Restate all of the data exactly.

----- Dataset records

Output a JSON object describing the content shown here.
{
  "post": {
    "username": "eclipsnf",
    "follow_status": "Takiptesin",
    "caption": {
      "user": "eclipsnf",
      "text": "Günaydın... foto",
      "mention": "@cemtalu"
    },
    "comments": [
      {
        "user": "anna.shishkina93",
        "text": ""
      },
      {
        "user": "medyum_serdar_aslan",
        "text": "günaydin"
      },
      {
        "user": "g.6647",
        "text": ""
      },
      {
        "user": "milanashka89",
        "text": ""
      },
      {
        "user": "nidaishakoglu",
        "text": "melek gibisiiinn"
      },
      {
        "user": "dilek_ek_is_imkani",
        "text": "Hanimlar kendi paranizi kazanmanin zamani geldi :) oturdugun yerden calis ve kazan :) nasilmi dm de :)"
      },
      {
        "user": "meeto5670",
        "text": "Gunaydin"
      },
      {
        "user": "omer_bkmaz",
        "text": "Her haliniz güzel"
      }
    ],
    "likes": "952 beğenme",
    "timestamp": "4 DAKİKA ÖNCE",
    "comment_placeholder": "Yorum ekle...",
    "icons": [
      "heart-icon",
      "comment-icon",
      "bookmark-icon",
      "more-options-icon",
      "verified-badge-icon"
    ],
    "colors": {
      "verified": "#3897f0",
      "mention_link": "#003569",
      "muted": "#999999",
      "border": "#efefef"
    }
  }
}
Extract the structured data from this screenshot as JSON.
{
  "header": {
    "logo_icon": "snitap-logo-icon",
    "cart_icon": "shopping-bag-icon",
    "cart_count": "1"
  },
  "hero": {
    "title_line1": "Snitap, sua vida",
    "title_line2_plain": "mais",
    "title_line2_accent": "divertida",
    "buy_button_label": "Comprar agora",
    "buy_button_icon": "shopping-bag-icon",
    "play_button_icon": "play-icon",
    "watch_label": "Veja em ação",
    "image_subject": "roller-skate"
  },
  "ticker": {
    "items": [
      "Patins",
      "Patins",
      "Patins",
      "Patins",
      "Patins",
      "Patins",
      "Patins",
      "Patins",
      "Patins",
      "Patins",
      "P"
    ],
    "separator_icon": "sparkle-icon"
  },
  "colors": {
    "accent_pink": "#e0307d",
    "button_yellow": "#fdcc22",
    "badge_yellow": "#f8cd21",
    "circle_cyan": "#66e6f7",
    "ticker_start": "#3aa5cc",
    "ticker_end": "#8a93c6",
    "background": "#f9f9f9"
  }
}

----------

__Answer__
Output a JSON object describing the content shown here.
{
  "post": {
    "username": "eclipsnf",
    "follow_status": "Takiptesin",
    "caption": {
      "user": "eclipsnf",
      "text": "Günaydın... foto",
      "mention": "@cemtalu"
    },
    "comments": [
      {
        "user": "anna.shishkina93",
        "text": ""
      },
      {
        "user": "medyum_serdar_aslan",
        "text": "günaydin"
      },
      {
        "user": "g.6647",
        "text": ""
      },
      {
        "user": "milanashka89",
        "text": ""
      },
      {
        "user": "nidaishakoglu",
        "text": "melek gibisiiinn"
      },
      {
        "user": "dilek_ek_is_imkani",
        "text": "Hanimlar kendi paranizi kazanmanin zamani geldi :) oturdugun yerden calis ve kazan :) nasilmi dm de :)"
      },
      {
        "user": "meeto5670",
        "text": "Gunaydin"
      },
      {
        "user": "omer_bkmaz",
        "text": "Her haliniz güzel"
      }
    ],
    "likes": "952 beğenme",
    "timestamp": "4 DAKİKA ÖNCE",
    "comment_placeholder": "Yorum ekle...",
    "icons": [
      "heart-icon",
      "comment-icon",
      "bookmark-icon",
      "more-options-icon",
      "verified-badge-icon"
    ],
    "colors": {
      "verified": "#3897f0",
      "mention_link": "#003569",
      "muted": "#999999",
      "border": "#efefef"
    }
  }
}
Extract the structured data from this screenshot as JSON.
{
  "header": {
    "logo_icon": "snitap-logo-icon",
    "cart_icon": "shopping-bag-icon",
    "cart_count": "1"
  },
  "hero": {
    "title_line1": "Snitap, sua vida",
    "title_line2_plain": "mais",
    "title_line2_accent": "divertida",
    "buy_button_label": "Comprar agora",
    "buy_button_icon": "shopping-bag-icon",
    "play_button_icon": "play-icon",
    "watch_label": "Veja em ação",
    "image_subject": "roller-skate"
  },
  "ticker": {
    "items": [
      "Patins",
      "Patins",
      "Patins",
      "Patins",
      "Patins",
      "Patins",
      "Patins",
      "Patins",
      "Patins",
      "Patins",
      "P"
    ],
    "separator_icon": "sparkle-icon"
  },
  "colors": {
    "accent_pink": "#e0307d",
    "button_yellow": "#fdcc22",
    "badge_yellow": "#f8cd21",
    "circle_cyan": "#66e6f7",
    "ticker_start": "#3aa5cc",
    "ticker_end": "#8a93c6",
    "background": "#f9f9f9"
  }
}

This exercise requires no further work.